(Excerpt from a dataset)
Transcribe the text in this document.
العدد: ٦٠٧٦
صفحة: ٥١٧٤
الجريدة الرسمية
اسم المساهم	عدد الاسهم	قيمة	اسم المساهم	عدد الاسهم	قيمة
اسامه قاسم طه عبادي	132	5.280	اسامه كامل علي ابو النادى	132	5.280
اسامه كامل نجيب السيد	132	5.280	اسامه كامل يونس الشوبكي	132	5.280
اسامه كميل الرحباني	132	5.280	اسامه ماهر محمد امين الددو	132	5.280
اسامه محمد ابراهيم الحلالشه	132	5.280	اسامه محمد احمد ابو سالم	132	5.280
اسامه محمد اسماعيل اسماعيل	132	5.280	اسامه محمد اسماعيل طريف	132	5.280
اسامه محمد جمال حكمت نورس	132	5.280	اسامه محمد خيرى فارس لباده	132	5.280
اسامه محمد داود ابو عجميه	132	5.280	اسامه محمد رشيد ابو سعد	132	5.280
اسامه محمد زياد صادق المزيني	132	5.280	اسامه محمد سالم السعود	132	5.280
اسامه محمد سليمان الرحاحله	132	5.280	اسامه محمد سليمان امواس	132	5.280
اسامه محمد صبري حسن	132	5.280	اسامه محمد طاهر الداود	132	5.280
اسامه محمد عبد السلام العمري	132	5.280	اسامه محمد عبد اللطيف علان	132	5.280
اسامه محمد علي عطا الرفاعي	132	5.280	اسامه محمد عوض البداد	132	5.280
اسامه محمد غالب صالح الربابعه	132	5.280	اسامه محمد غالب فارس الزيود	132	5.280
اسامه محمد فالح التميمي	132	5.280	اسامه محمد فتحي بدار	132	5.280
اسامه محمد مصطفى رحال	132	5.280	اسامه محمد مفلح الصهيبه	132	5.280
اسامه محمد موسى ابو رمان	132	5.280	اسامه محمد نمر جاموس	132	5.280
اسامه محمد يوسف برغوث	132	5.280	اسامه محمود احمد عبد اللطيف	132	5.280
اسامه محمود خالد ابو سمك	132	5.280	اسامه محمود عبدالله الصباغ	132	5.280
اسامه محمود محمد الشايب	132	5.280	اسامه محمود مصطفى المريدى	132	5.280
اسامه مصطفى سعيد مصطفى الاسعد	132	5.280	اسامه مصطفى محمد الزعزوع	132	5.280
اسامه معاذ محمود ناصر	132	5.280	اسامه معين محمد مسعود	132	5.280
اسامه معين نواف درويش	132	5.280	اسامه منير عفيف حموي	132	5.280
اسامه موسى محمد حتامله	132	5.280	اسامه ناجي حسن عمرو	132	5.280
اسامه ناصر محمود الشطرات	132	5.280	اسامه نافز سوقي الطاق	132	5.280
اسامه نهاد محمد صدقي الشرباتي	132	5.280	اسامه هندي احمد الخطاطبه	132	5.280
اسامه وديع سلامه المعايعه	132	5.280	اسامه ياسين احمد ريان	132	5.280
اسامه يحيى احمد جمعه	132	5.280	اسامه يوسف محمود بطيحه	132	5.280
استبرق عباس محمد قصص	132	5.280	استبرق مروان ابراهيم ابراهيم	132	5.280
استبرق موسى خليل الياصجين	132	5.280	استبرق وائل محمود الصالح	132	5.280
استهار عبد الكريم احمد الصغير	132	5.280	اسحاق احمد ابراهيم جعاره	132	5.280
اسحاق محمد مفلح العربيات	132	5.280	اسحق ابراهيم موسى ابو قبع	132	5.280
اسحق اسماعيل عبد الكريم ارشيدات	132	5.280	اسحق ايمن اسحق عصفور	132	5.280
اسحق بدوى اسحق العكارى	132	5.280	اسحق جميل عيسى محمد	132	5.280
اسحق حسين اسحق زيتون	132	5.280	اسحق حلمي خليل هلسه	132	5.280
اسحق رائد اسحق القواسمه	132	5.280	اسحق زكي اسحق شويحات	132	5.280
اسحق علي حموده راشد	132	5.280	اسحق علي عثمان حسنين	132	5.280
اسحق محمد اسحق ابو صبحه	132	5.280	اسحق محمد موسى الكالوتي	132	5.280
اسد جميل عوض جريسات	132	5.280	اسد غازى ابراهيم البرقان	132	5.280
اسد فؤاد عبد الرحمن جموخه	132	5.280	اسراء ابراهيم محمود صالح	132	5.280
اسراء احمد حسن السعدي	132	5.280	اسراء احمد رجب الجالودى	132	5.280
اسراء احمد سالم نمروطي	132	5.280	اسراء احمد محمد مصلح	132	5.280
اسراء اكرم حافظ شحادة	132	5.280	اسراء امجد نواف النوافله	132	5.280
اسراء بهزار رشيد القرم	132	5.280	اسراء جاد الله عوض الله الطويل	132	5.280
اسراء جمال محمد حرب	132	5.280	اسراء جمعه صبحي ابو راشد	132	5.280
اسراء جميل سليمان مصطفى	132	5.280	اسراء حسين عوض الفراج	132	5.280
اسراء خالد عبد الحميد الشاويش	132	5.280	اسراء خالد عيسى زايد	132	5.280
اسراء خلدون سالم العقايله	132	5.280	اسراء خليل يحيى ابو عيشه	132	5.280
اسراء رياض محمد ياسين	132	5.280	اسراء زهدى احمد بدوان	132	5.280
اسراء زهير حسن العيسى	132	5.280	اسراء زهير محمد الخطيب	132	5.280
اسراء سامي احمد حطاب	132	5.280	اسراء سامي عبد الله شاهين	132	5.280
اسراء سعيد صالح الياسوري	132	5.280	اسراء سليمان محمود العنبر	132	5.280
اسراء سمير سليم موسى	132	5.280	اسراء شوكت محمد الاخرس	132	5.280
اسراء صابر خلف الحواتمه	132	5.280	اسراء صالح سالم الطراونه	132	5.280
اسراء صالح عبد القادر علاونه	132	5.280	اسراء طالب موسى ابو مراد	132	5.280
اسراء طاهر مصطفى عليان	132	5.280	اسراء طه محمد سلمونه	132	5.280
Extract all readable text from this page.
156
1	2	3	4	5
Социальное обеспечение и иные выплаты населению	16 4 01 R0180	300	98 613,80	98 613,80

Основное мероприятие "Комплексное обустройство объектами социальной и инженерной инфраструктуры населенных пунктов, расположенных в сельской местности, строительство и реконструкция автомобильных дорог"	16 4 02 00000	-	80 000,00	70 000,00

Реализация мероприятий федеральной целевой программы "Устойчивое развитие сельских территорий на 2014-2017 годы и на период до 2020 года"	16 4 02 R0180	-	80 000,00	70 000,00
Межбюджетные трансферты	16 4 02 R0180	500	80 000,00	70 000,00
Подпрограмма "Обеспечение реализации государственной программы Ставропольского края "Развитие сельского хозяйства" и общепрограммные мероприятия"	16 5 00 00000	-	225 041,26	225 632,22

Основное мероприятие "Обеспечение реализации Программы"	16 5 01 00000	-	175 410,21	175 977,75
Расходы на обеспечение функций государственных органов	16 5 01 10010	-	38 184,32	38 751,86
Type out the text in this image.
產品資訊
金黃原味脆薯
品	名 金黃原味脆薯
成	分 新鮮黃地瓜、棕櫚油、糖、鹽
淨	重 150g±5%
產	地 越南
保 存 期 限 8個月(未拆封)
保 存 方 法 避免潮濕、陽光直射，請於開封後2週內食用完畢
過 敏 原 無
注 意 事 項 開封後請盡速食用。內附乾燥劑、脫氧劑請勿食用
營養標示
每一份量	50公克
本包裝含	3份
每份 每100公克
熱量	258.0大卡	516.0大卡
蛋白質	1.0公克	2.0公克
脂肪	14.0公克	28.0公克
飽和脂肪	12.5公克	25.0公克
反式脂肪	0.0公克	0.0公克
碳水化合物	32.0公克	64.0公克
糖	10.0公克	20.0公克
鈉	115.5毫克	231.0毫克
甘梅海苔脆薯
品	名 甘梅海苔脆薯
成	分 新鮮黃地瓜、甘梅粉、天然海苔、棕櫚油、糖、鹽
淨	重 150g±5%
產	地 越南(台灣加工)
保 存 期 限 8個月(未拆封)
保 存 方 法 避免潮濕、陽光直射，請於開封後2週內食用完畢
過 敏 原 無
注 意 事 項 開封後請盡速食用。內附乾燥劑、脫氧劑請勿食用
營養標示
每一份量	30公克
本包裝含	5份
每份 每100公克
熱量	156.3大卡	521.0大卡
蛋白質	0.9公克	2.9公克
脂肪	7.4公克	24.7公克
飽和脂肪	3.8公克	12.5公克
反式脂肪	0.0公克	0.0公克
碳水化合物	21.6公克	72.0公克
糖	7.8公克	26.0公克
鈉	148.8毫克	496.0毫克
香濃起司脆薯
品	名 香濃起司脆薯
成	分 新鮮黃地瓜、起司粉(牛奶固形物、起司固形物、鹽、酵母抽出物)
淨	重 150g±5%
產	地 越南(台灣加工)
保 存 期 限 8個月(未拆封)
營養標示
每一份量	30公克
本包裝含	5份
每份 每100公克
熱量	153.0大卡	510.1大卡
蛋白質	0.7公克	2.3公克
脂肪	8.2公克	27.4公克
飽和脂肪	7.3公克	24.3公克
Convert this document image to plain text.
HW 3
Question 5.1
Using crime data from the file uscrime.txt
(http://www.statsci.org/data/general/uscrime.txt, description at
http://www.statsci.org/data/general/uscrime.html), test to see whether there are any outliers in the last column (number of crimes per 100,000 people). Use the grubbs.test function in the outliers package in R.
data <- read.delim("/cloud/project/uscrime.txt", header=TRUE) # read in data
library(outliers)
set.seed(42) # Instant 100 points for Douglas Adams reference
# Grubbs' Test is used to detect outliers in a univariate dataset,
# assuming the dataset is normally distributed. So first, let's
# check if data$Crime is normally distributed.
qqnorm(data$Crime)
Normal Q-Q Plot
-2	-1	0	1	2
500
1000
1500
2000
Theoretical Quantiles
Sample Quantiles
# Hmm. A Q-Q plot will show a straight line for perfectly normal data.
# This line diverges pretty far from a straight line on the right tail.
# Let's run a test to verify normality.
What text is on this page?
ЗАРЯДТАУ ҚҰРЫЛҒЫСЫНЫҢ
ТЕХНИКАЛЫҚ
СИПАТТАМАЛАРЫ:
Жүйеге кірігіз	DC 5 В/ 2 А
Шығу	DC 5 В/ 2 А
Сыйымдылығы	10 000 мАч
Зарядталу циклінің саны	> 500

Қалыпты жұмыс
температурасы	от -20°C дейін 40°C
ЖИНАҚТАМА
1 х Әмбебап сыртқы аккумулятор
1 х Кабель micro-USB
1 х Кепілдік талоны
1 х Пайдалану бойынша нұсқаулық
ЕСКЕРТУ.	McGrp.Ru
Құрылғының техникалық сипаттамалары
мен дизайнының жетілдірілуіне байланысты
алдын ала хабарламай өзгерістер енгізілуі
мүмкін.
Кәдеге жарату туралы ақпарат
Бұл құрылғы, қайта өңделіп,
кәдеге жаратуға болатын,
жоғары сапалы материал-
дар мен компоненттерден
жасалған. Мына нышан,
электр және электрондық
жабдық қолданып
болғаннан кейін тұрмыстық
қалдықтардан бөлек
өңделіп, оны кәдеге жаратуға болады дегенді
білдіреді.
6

## Your objective
Exactly and exclusively, repeat the lines from the line that contains "What text is on this page?" through the end of the records, both ends included.

## Solution to this exercise
What text is on this page?
ЗАРЯДТАУ ҚҰРЫЛҒЫСЫНЫҢ
ТЕХНИКАЛЫҚ
СИПАТТАМАЛАРЫ:
Жүйеге кірігіз	DC 5 В/ 2 А
Шығу	DC 5 В/ 2 А
Сыйымдылығы	10 000 мАч
Зарядталу циклінің саны	> 500

Қалыпты жұмыс
температурасы	от -20°C дейін 40°C
ЖИНАҚТАМА
1 х Әмбебап сыртқы аккумулятор
1 х Кабель micro-USB
1 х Кепілдік талоны
1 х Пайдалану бойынша нұсқаулық
ЕСКЕРТУ.	McGrp.Ru
Құрылғының техникалық сипаттамалары
мен дизайнының жетілдірілуіне байланысты
алдын ала хабарламай өзгерістер енгізілуі
мүмкін.
Кәдеге жарату туралы ақпарат
Бұл құрылғы, қайта өңделіп,
кәдеге жаратуға болатын,
жоғары сапалы материал-
дар мен компоненттерден
жасалған. Мына нышан,
электр және электрондық
жабдық қолданып
болғаннан кейін тұрмыстық
қалдықтардан бөлек
өңделіп, оны кәдеге жаратуға болады дегенді
білдіреді.
6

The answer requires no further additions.